[Begin PROVIDED MATERIAL]
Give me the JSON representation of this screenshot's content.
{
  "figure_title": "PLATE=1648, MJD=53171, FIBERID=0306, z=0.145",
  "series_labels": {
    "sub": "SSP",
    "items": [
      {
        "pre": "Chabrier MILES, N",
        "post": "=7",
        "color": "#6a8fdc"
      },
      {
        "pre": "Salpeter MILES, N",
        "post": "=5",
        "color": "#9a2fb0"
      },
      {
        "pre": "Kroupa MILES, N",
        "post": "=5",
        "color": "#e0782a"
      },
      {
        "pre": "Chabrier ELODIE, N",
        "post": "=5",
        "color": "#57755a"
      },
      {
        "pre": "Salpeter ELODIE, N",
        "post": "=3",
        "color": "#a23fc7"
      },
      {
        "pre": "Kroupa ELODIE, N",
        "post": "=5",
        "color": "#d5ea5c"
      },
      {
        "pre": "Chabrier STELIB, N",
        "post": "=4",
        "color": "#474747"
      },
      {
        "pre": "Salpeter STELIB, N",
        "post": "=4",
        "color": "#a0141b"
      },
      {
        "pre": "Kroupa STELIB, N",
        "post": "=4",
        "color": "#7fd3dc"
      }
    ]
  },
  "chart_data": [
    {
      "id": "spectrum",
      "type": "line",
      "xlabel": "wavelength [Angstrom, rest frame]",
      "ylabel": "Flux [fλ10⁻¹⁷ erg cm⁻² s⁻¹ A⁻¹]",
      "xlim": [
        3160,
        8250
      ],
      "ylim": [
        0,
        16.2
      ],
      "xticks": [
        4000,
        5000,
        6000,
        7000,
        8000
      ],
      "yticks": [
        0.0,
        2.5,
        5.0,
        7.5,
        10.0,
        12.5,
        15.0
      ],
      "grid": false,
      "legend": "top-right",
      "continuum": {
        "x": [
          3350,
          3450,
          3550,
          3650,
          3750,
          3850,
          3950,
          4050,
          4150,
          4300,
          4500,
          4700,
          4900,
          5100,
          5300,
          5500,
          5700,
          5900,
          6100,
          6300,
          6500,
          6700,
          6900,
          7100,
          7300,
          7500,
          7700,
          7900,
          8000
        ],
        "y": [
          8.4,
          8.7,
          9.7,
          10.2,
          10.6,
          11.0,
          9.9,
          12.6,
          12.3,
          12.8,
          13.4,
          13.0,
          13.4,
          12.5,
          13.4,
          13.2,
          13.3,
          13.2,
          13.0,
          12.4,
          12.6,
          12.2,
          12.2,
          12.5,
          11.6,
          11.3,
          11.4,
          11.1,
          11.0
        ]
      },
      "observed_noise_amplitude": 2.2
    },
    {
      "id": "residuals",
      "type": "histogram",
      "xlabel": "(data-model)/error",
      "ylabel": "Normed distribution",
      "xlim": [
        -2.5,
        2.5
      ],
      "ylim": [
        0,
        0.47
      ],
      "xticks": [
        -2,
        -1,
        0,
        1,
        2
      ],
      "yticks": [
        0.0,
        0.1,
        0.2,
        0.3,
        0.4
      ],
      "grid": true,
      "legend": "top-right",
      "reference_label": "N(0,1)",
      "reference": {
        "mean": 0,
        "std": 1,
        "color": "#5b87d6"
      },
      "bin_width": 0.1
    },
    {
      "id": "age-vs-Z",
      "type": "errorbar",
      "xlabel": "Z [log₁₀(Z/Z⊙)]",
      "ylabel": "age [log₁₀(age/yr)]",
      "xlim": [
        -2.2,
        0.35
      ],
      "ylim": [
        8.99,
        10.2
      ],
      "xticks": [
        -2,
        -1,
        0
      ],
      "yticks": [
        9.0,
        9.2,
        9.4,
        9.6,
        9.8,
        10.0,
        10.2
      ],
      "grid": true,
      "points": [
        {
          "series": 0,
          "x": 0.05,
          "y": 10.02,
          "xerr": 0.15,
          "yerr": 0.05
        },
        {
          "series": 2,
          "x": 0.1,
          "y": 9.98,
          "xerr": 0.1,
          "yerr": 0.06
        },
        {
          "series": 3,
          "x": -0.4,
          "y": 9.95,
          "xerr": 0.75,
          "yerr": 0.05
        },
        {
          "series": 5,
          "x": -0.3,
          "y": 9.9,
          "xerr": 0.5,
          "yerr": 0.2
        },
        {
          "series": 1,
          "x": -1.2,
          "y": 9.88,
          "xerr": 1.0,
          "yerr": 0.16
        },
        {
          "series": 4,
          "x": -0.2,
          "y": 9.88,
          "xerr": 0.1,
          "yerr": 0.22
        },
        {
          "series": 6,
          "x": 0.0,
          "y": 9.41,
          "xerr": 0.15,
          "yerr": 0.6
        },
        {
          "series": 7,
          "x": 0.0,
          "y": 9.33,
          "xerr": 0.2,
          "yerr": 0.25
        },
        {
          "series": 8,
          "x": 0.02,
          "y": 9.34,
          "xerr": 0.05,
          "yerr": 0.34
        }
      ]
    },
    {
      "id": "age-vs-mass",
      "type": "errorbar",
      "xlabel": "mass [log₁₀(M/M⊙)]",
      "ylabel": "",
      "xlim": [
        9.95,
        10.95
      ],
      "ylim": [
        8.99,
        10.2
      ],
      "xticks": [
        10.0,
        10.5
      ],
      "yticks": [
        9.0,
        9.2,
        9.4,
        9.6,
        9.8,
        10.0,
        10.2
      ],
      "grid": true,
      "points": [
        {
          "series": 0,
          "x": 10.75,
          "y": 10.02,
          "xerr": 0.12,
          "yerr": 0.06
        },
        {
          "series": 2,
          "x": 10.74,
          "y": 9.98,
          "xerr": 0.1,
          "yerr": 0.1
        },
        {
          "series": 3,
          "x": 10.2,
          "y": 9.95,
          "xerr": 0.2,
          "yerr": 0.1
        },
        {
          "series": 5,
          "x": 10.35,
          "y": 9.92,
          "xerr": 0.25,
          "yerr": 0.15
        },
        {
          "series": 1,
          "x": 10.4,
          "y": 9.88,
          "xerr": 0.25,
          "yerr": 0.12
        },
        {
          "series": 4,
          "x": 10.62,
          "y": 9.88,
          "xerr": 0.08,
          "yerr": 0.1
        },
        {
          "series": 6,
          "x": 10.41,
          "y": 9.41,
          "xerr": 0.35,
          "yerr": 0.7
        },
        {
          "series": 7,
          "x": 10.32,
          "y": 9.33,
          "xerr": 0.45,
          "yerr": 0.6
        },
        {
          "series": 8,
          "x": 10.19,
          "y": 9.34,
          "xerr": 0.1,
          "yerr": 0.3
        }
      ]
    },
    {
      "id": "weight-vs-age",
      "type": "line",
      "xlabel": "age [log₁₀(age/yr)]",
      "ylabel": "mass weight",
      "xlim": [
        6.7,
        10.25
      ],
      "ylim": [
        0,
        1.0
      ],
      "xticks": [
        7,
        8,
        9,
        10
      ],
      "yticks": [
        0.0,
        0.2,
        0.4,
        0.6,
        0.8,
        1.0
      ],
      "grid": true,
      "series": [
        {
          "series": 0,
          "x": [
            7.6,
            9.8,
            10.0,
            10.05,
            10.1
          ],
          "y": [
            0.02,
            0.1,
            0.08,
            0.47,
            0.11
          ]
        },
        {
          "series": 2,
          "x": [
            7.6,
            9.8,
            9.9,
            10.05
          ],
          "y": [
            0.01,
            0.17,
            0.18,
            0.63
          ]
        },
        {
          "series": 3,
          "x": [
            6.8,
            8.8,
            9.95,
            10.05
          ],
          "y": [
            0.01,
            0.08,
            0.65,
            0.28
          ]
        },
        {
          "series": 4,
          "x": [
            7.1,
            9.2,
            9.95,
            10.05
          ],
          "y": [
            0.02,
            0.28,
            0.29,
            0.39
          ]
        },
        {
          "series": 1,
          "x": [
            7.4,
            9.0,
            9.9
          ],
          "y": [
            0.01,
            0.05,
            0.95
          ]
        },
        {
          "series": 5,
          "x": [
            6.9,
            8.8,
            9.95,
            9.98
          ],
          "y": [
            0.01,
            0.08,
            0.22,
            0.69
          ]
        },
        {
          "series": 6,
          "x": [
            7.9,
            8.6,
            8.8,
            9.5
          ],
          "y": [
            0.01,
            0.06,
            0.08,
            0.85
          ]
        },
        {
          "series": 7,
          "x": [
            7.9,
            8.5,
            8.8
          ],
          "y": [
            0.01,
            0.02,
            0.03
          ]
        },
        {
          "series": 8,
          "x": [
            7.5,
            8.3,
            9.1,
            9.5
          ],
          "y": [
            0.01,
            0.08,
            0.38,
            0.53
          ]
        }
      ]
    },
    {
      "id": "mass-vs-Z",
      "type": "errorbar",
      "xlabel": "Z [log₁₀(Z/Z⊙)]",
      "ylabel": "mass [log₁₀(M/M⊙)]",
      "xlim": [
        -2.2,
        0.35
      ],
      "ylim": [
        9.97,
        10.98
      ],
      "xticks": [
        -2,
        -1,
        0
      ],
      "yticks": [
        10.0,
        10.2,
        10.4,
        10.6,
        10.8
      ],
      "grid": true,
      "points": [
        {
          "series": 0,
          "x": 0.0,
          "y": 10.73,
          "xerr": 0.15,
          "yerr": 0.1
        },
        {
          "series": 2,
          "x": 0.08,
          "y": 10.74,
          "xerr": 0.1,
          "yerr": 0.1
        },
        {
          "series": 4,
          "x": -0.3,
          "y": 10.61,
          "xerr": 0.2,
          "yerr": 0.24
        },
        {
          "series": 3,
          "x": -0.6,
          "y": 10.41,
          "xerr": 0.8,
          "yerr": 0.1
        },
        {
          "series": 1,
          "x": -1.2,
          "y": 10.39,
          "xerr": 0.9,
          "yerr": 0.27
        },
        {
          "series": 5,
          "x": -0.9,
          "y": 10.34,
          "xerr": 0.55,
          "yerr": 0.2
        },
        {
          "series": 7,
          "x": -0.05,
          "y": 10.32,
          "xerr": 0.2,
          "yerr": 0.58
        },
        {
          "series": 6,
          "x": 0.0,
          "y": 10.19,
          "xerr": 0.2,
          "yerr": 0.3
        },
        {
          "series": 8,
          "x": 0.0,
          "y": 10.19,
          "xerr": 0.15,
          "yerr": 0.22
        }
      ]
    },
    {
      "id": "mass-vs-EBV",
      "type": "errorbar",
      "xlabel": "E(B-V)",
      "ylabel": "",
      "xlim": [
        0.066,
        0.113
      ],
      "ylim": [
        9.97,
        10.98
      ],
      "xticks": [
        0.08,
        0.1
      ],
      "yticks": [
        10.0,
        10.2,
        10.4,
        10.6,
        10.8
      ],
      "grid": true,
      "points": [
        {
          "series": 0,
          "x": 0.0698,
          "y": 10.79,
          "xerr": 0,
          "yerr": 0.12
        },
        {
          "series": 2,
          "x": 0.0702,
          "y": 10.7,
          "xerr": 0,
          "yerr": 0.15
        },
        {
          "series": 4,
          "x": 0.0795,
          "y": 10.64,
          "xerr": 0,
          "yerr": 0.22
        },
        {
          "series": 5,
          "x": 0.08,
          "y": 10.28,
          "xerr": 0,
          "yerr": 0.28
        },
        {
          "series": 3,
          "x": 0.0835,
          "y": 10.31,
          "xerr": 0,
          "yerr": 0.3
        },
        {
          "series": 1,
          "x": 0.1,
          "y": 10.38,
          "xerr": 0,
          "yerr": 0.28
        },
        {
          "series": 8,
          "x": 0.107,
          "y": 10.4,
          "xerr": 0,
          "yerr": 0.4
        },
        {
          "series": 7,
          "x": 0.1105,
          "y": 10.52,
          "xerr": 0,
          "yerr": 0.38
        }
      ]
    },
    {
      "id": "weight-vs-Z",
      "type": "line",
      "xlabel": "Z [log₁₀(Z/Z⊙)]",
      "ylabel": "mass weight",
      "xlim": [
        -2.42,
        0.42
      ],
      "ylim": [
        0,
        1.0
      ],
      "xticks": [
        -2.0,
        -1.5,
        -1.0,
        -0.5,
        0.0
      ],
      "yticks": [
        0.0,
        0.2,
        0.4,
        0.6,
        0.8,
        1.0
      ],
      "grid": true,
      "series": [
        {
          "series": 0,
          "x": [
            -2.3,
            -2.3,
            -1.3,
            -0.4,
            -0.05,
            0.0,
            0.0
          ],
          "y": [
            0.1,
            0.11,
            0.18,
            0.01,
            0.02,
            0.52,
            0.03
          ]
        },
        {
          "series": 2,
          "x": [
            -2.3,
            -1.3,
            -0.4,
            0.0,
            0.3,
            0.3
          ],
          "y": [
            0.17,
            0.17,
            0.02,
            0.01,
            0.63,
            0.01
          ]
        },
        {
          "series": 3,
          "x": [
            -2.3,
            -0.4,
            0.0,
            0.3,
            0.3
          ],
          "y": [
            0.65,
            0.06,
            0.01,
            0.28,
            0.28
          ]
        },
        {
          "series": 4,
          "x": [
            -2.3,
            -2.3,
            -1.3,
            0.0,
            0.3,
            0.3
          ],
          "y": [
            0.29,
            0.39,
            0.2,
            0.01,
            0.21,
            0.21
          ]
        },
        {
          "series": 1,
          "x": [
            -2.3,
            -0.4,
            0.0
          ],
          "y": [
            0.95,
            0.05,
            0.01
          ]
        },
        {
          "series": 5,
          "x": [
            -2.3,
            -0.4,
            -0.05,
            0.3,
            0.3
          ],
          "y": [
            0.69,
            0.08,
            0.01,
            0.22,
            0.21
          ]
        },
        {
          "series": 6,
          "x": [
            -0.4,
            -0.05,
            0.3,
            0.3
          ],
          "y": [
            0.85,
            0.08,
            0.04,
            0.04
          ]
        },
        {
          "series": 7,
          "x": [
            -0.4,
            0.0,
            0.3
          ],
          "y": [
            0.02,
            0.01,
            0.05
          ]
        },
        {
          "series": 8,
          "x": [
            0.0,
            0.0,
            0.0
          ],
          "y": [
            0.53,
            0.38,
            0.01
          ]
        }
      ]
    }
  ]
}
[End PROVIDED MATERIAL]
In the records above, find each line holding "Chabrier" and copy it.

:: SOLUTION FOR THIS TASK ::
        "pre": "Chabrier MILES, N",
        "pre": "Chabrier ELODIE, N",
        "pre": "Chabrier STELIB, N",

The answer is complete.